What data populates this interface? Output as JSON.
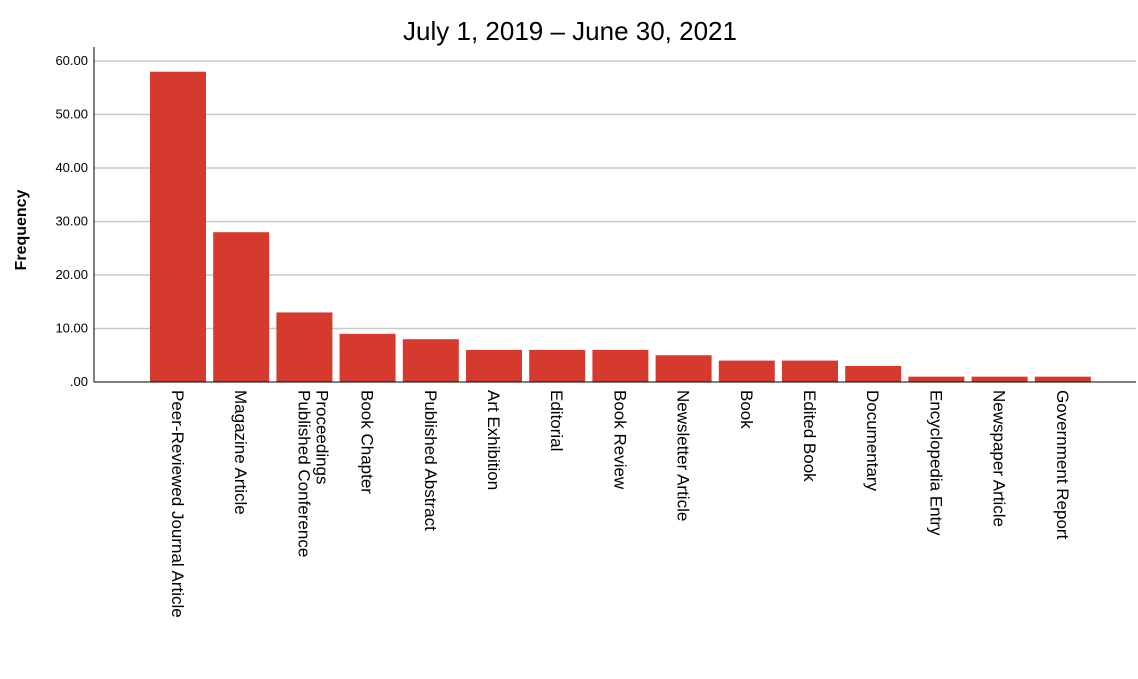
{
  "chart_data": {
    "type": "bar",
    "title": "July 1, 2019 – June 30, 2021",
    "xlabel": "",
    "ylabel": "Frequency",
    "ylim": [
      0,
      62
    ],
    "yticks": [
      ".00",
      "10.00",
      "20.00",
      "30.00",
      "40.00",
      "50.00",
      "60.00"
    ],
    "ytick_values": [
      0,
      10,
      20,
      30,
      40,
      50,
      60
    ],
    "categories": [
      "Peer-Reviewed Journal Article",
      "Magazine Article",
      "Published Conference Proceedings",
      "Book Chapter",
      "Published Abstract",
      "Art Exhibition",
      "Editorial",
      "Book Review",
      "Newsletter Article",
      "Book",
      "Edited Book",
      "Documentary",
      "Encyclopedia Entry",
      "Newspaper Article",
      "Government Report"
    ],
    "values": [
      58,
      28,
      13,
      9,
      8,
      6,
      6,
      6,
      5,
      4,
      4,
      3,
      1,
      1,
      1
    ],
    "bar_color": "#d63a2f",
    "grid": true,
    "legend": "none"
  }
}
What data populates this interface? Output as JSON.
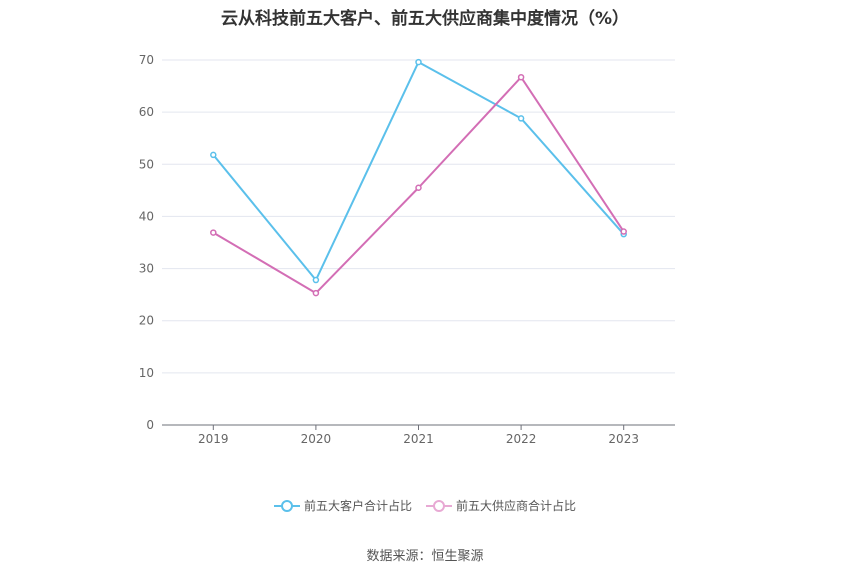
{
  "chart_data": {
    "type": "line",
    "title": "云从科技前五大客户、前五大供应商集中度情况（%）",
    "categories": [
      "2019",
      "2020",
      "2021",
      "2022",
      "2023"
    ],
    "series": [
      {
        "name": "前五大客户合计占比",
        "values": [
          51.8,
          27.8,
          69.6,
          58.8,
          36.6
        ],
        "color": "#5bc0eb"
      },
      {
        "name": "前五大供应商合计占比",
        "values": [
          36.9,
          25.3,
          45.5,
          66.7,
          37.1
        ],
        "color": "#d36eb5"
      }
    ],
    "ylim": [
      0,
      70
    ],
    "yticks": [
      "0",
      "10",
      "20",
      "30",
      "40",
      "50",
      "60",
      "70"
    ],
    "grid": true,
    "legend_position": "bottom"
  },
  "source": "数据来源：恒生聚源"
}
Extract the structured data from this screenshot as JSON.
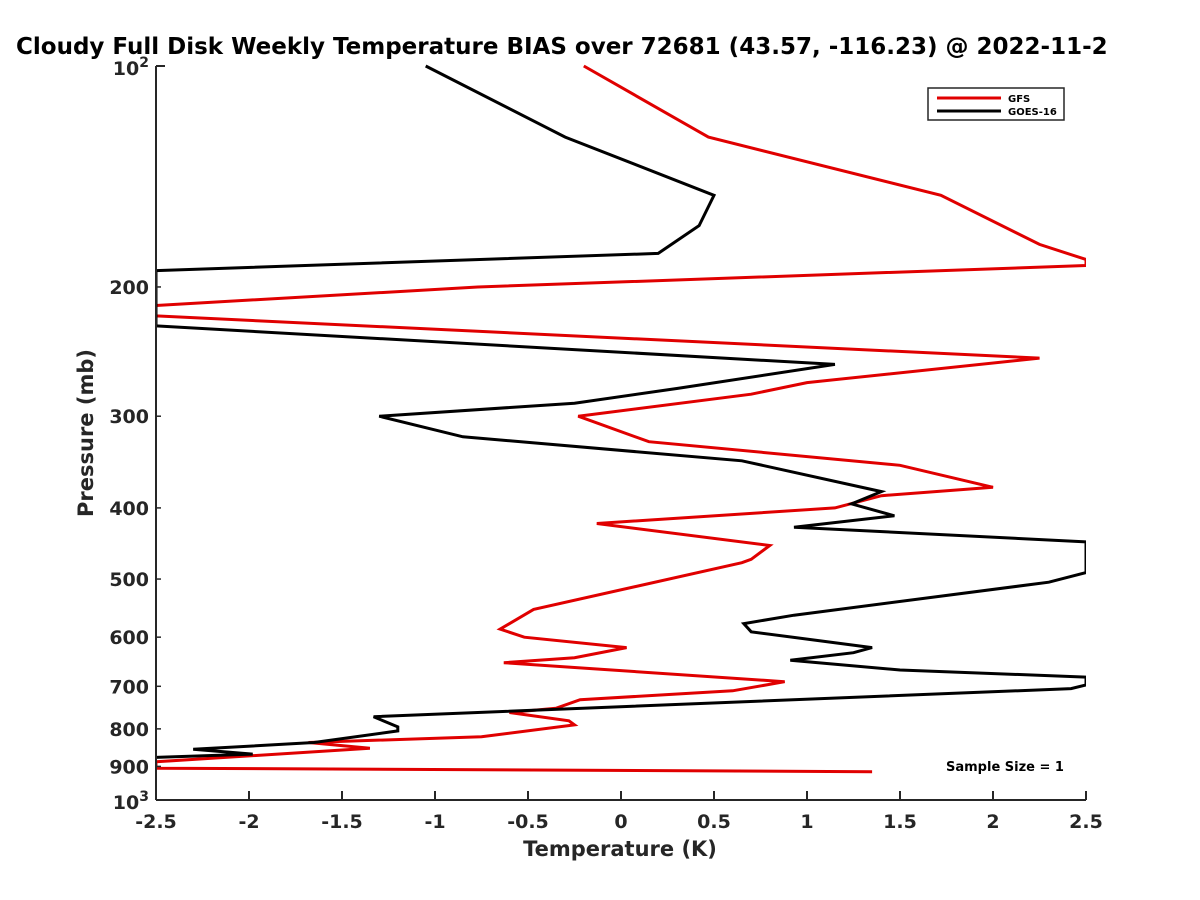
{
  "chart_data": {
    "type": "line",
    "title": "Cloudy Full Disk Weekly Temperature BIAS over 72681 (43.57, -116.23) @ 2022-11-2",
    "xlabel": "Temperature (K)",
    "ylabel": "Pressure (mb)",
    "xlim": [
      -2.5,
      2.5
    ],
    "ylim": [
      100,
      1000
    ],
    "y_scale": "log",
    "y_reversed": true,
    "x_ticks": [
      -2.5,
      -2,
      -1.5,
      -1,
      -0.5,
      0,
      0.5,
      1,
      1.5,
      2,
      2.5
    ],
    "x_tick_labels": [
      "-2.5",
      "-2",
      "-1.5",
      "-1",
      "-0.5",
      "0",
      "0.5",
      "1",
      "1.5",
      "2",
      "2.5"
    ],
    "y_ticks": [
      200,
      300,
      400,
      500,
      600,
      700,
      800,
      900
    ],
    "y_tick_labels": [
      "200",
      "300",
      "400",
      "500",
      "600",
      "700",
      "800",
      "900"
    ],
    "y_tick_top": {
      "base": "10",
      "exp": "2"
    },
    "y_tick_bottom": {
      "base": "10",
      "exp": "3"
    },
    "grid": false,
    "legend_position": "top-right",
    "annotation": "Sample Size = 1",
    "series": [
      {
        "name": "GFS",
        "color": "#e00000",
        "points": [
          [
            -0.2,
            100
          ],
          [
            0.47,
            125
          ],
          [
            1.72,
            150
          ],
          [
            2.25,
            175
          ],
          [
            2.5,
            183.5
          ],
          [
            2.5,
            187
          ],
          [
            -0.77,
            200
          ],
          [
            -2.5,
            212
          ],
          [
            -2.5,
            219
          ],
          [
            2.25,
            250
          ],
          [
            1.0,
            270
          ],
          [
            0.7,
            280
          ],
          [
            -0.23,
            300
          ],
          [
            0.15,
            325
          ],
          [
            1.5,
            350
          ],
          [
            2.0,
            375
          ],
          [
            1.4,
            385
          ],
          [
            1.15,
            400
          ],
          [
            -0.13,
            420
          ],
          [
            0.8,
            450
          ],
          [
            0.7,
            470
          ],
          [
            0.65,
            475
          ],
          [
            -0.47,
            550
          ],
          [
            -0.65,
            585
          ],
          [
            -0.52,
            600
          ],
          [
            0.03,
            620
          ],
          [
            -0.25,
            640
          ],
          [
            -0.63,
            650
          ],
          [
            -0.25,
            660
          ],
          [
            0.88,
            690
          ],
          [
            0.6,
            710
          ],
          [
            -0.22,
            730
          ],
          [
            -0.35,
            750
          ],
          [
            -0.6,
            760
          ],
          [
            -0.28,
            780
          ],
          [
            -0.25,
            790
          ],
          [
            -0.75,
            820
          ],
          [
            -1.68,
            835
          ],
          [
            -1.35,
            850
          ],
          [
            -2.5,
            887
          ],
          [
            -2.5,
            905
          ],
          [
            1.35,
            915
          ]
        ]
      },
      {
        "name": "GOES-16",
        "color": "#000000",
        "points": [
          [
            -1.05,
            100
          ],
          [
            -0.3,
            125
          ],
          [
            0.5,
            150
          ],
          [
            0.42,
            165
          ],
          [
            0.2,
            180
          ],
          [
            -2.5,
            190
          ],
          [
            -2.5,
            226
          ],
          [
            1.15,
            255
          ],
          [
            0.3,
            275
          ],
          [
            -0.25,
            288
          ],
          [
            -1.3,
            300
          ],
          [
            -0.85,
            320
          ],
          [
            0.65,
            345
          ],
          [
            1.4,
            380
          ],
          [
            1.24,
            395
          ],
          [
            1.47,
            410
          ],
          [
            0.93,
            425
          ],
          [
            2.5,
            445
          ],
          [
            2.5,
            490
          ],
          [
            2.3,
            505
          ],
          [
            0.93,
            560
          ],
          [
            0.66,
            575
          ],
          [
            0.7,
            590
          ],
          [
            1.35,
            620
          ],
          [
            1.25,
            630
          ],
          [
            0.91,
            645
          ],
          [
            1.5,
            665
          ],
          [
            2.5,
            680
          ],
          [
            2.5,
            697
          ],
          [
            2.42,
            705
          ],
          [
            -1.33,
            770
          ],
          [
            -1.2,
            795
          ],
          [
            -1.2,
            805
          ],
          [
            -1.65,
            835
          ],
          [
            -2.3,
            853
          ],
          [
            -1.98,
            866
          ],
          [
            -2.5,
            875
          ]
        ]
      }
    ]
  }
}
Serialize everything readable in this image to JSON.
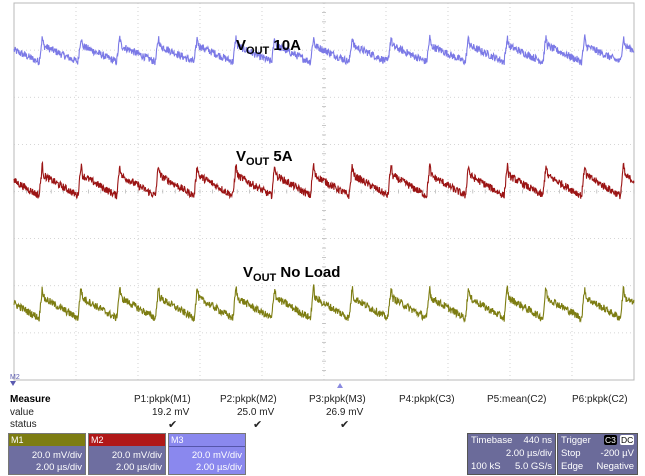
{
  "chart_data": {
    "type": "line",
    "description_of_axes": "",
    "grid": true,
    "series": [
      {
        "name": "VOUT 10A",
        "label_main": "V",
        "label_sub": "OUT",
        "label_tail": " 10A",
        "color": "#7b79e6",
        "offset_div": 2.9,
        "spike_mv": 7.5,
        "ripple_pkpk_mv": 19.2
      },
      {
        "name": "VOUT 5A",
        "label_main": "V",
        "label_sub": "OUT",
        "label_tail": " 5A",
        "color": "#9b1414",
        "offset_div": 0.1,
        "spike_mv": 9.5,
        "ripple_pkpk_mv": 25.0
      },
      {
        "name": "VOUT No Load",
        "label_main": "V",
        "label_sub": "OUT",
        "label_tail": " No Load",
        "color": "#7d7d12",
        "offset_div": -2.5,
        "spike_mv": 9.5,
        "ripple_pkpk_mv": 26.9
      }
    ],
    "periods_on_screen": 16,
    "divisions_x": 10,
    "divisions_y": 8
  },
  "marker": "M2",
  "measure": {
    "title": "Measure",
    "row_labels": [
      "value",
      "status"
    ],
    "params": [
      {
        "name": "P1:pkpk(M1)",
        "value": "19.2 mV",
        "status": "✔"
      },
      {
        "name": "P2:pkpk(M2)",
        "value": "25.0 mV",
        "status": "✔"
      },
      {
        "name": "P3:pkpk(M3)",
        "value": "26.9 mV",
        "status": "✔"
      },
      {
        "name": "P4:pkpk(C3)",
        "value": "",
        "status": ""
      },
      {
        "name": "P5:mean(C2)",
        "value": "",
        "status": ""
      },
      {
        "name": "P6:pkpk(C2)",
        "value": "",
        "status": ""
      }
    ]
  },
  "channels": [
    {
      "name": "M1",
      "vdiv": "20.0 mV/div",
      "tdiv": "2.00 µs/div",
      "hdr_color": "#7d7d12",
      "body_color": "#6e6ea0"
    },
    {
      "name": "M2",
      "vdiv": "20.0 mV/div",
      "tdiv": "2.00 µs/div",
      "hdr_color": "#b01818",
      "body_color": "#6e6ea0"
    },
    {
      "name": "M3",
      "vdiv": "20.0 mV/div",
      "tdiv": "2.00 µs/div",
      "hdr_color": "#8a88ee",
      "body_color": "#8a88ee"
    }
  ],
  "timebase": {
    "label": "Timebase",
    "delay": "440 ns",
    "tdiv": "2.00 µs/div",
    "samples": "100 kS",
    "rate": "5.0 GS/s"
  },
  "trigger": {
    "label": "Trigger",
    "source": "C3",
    "coupling": "DC",
    "mode": "Stop",
    "level": "-200 µV",
    "type": "Edge",
    "slope": "Negative"
  }
}
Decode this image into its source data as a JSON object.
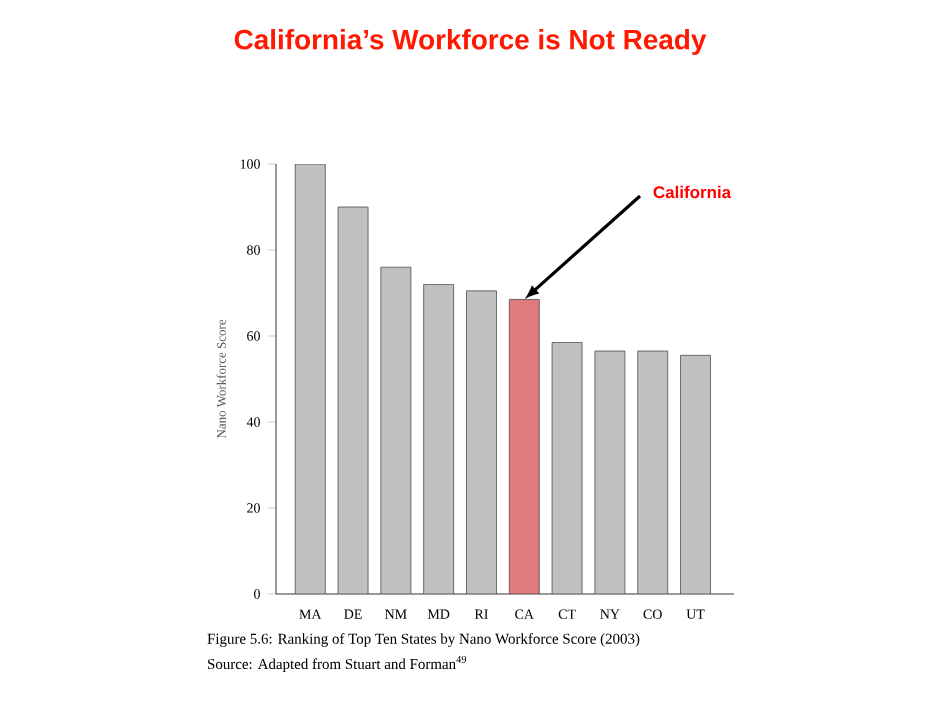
{
  "chart_data": {
    "type": "bar",
    "title": "California’s Workforce is Not Ready",
    "ylabel": "Nano Workforce Score",
    "categories": [
      "MA",
      "DE",
      "NM",
      "MD",
      "RI",
      "CA",
      "CT",
      "NY",
      "CO",
      "UT"
    ],
    "values": [
      100,
      90,
      76,
      72,
      70.5,
      68.5,
      58.5,
      56.5,
      56.5,
      55.5
    ],
    "colors": [
      "#c0c0c0",
      "#c0c0c0",
      "#c0c0c0",
      "#c0c0c0",
      "#c0c0c0",
      "#e07b7b",
      "#c0c0c0",
      "#c0c0c0",
      "#c0c0c0",
      "#c0c0c0"
    ],
    "ylim": [
      0,
      100
    ],
    "yticks": [
      0,
      20,
      40,
      60,
      80,
      100
    ],
    "annotations": [
      {
        "text": "California",
        "x": "CA",
        "y": 68.5
      },
      "Figure 5.6: Ranking of Top Ten States by Nano Workforce Score (2003)",
      "Source: Adapted from Stuart and Forman$^{49}$"
    ]
  }
}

|---|

Give the count of lines that hold the word "Published", with nothing added.

ANSWER TO THE PROBLEM >>
2